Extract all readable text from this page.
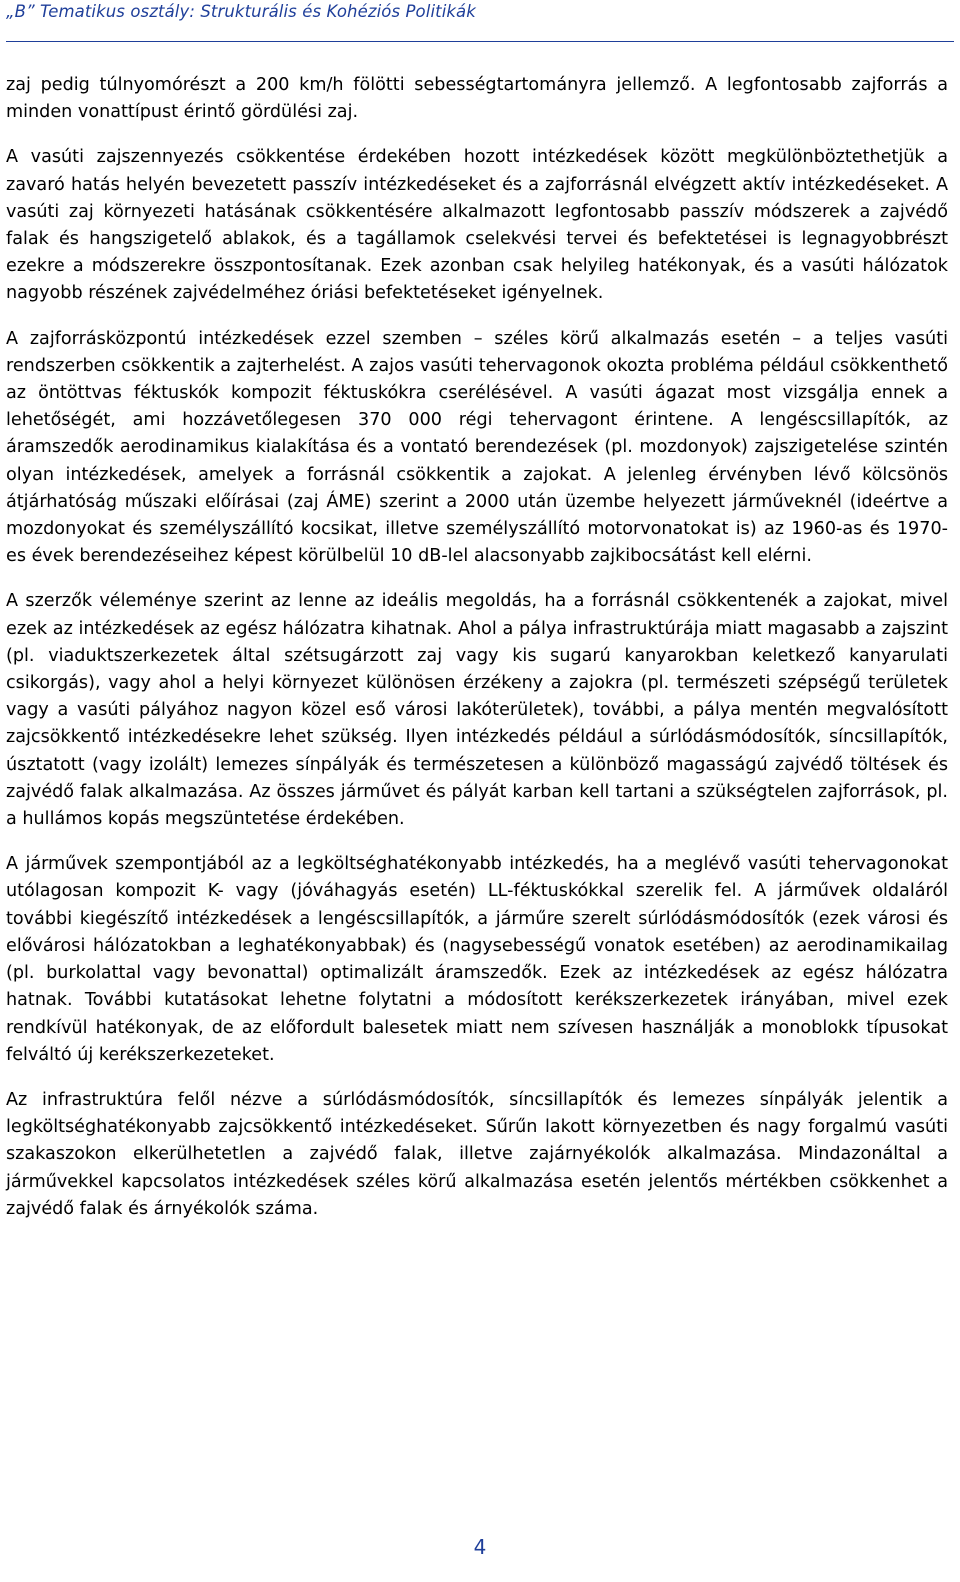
„B” Tematikus osztály: Strukturális és Kohéziós Politikák

zaj pedig túlnyomórészt a 200 km/h fölötti sebességtartományra jellemző. A legfontosabb zajforrás a minden vonattípust érintő gördülési zaj.

A vasúti zajszennyezés csökkentése érdekében hozott intézkedések között megkülönböztethetjük a zavaró hatás helyén bevezetett passzív intézkedéseket és a zajforrásnál elvégzett aktív intézkedéseket. A vasúti zaj környezeti hatásának csökkentésére alkalmazott legfontosabb passzív módszerek a zajvédő falak és hangszigetelő ablakok, és a tagállamok cselekvési tervei és befektetései is legnagyobbrészt ezekre a módszerekre összpontosítanak. Ezek azonban csak helyileg hatékonyak, és a vasúti hálózatok nagyobb részének zajvédelméhez óriási befektetéseket igényelnek.

A zajforrásközpontú intézkedések ezzel szemben – széles körű alkalmazás esetén – a teljes vasúti rendszerben csökkentik a zajterhelést. A zajos vasúti tehervagonok okozta probléma például csökkenthető az öntöttvas féktuskók kompozit féktuskókra cserélésével. A vasúti ágazat most vizsgálja ennek a lehetőségét, ami hozzávetőlegesen 370 000 régi tehervagont érintene. A lengéscsillapítók, az áramszedők aerodinamikus kialakítása és a vontató berendezések (pl. mozdonyok) zajszigetelése szintén olyan intézkedések, amelyek a forrásnál csökkentik a zajokat. A jelenleg érvényben lévő kölcsönös átjárhatóság műszaki előírásai (zaj ÁME) szerint a 2000 után üzembe helyezett járműveknél (ideértve a mozdonyokat és személyszállító kocsikat, illetve személyszállító motorvonatokat is) az 1960-as és 1970-es évek berendezéseihez képest körülbelül 10 dB-lel alacsonyabb zajkibocsátást kell elérni.

A szerzők véleménye szerint az lenne az ideális megoldás, ha a forrásnál csökkentenék a zajokat, mivel ezek az intézkedések az egész hálózatra kihatnak. Ahol a pálya infrastruktúrája miatt magasabb a zajszint (pl. viaduktszerkezetek által szétsugárzott zaj vagy kis sugarú kanyarokban keletkező kanyarulati csikorgás), vagy ahol a helyi környezet különösen érzékeny a zajokra (pl. természeti szépségű területek vagy a vasúti pályához nagyon közel eső városi lakóterületek), további, a pálya mentén megvalósított zajcsökkentő intézkedésekre lehet szükség. Ilyen intézkedés például a súrlódásmódosítók, síncsillapítók, úsztatott (vagy izolált) lemezes sínpályák és természetesen a különböző magasságú zajvédő töltések és zajvédő falak alkalmazása. Az összes járművet és pályát karban kell tartani a szükségtelen zajforrások, pl. a hullámos kopás megszüntetése érdekében.

A járművek szempontjából az a legköltséghatékonyabb intézkedés, ha a meglévő vasúti tehervagonokat utólagosan kompozit K- vagy (jóváhagyás esetén) LL-féktuskókkal szerelik fel. A járművek oldaláról további kiegészítő intézkedések a lengéscsillapítók, a járműre szerelt súrlódásmódosítók (ezek városi és elővárosi hálózatokban a leghatékonyabbak) és (nagysebességű vonatok esetében) az aerodinamikailag (pl. burkolattal vagy bevonattal) optimalizált áramszedők. Ezek az intézkedések az egész hálózatra hatnak. További kutatásokat lehetne folytatni a módosított kerékszerkezetek irányában, mivel ezek rendkívül hatékonyak, de az előfordult balesetek miatt nem szívesen használják a monoblokk típusokat felváltó új kerékszerkezeteket.

Az infrastruktúra felől nézve a súrlódásmódosítók, síncsillapítók és lemezes sínpályák jelentik a legköltséghatékonyabb zajcsökkentő intézkedéseket. Sűrűn lakott környezetben és nagy forgalmú vasúti szakaszokon elkerülhetetlen a zajvédő falak, illetve zajárnyékolók alkalmazása. Mindazonáltal a járművekkel kapcsolatos intézkedések széles körű alkalmazása esetén jelentős mértékben csökkenhet a zajvédő falak és árnyékolók száma.

4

......

◆ **DESCRIPTION OF THE TASK**
Gather up, from the records above, each line where the word "legfontosabb" appears.

◆ **RESPONSE TO THE EXERCISE**
zaj pedig túlnyomórészt a 200 km/h fölötti sebességtartományra jellemző. A legfontosabb zajforrás a minden vonattípust érintő gördülési zaj.
A vasúti zajszennyezés csökkentése érdekében hozott intézkedések között megkülönböztethetjük a zavaró hatás helyén bevezetett passzív intézkedéseket és a zajforrásnál elvégzett aktív intézkedéseket. A vasúti zaj környezeti hatásának csökkentésére alkalmazott legfontosabb passzív módszerek a zajvédő falak és hangszigetelő ablakok, és a tagállamok cselekvési tervei és befektetései is legnagyobbrészt ezekre a módszerekre összpontosítanak. Ezek azonban csak helyileg hatékonyak, és a vasúti hálózatok nagyobb részének zajvédelméhez óriási befektetéseket igényelnek.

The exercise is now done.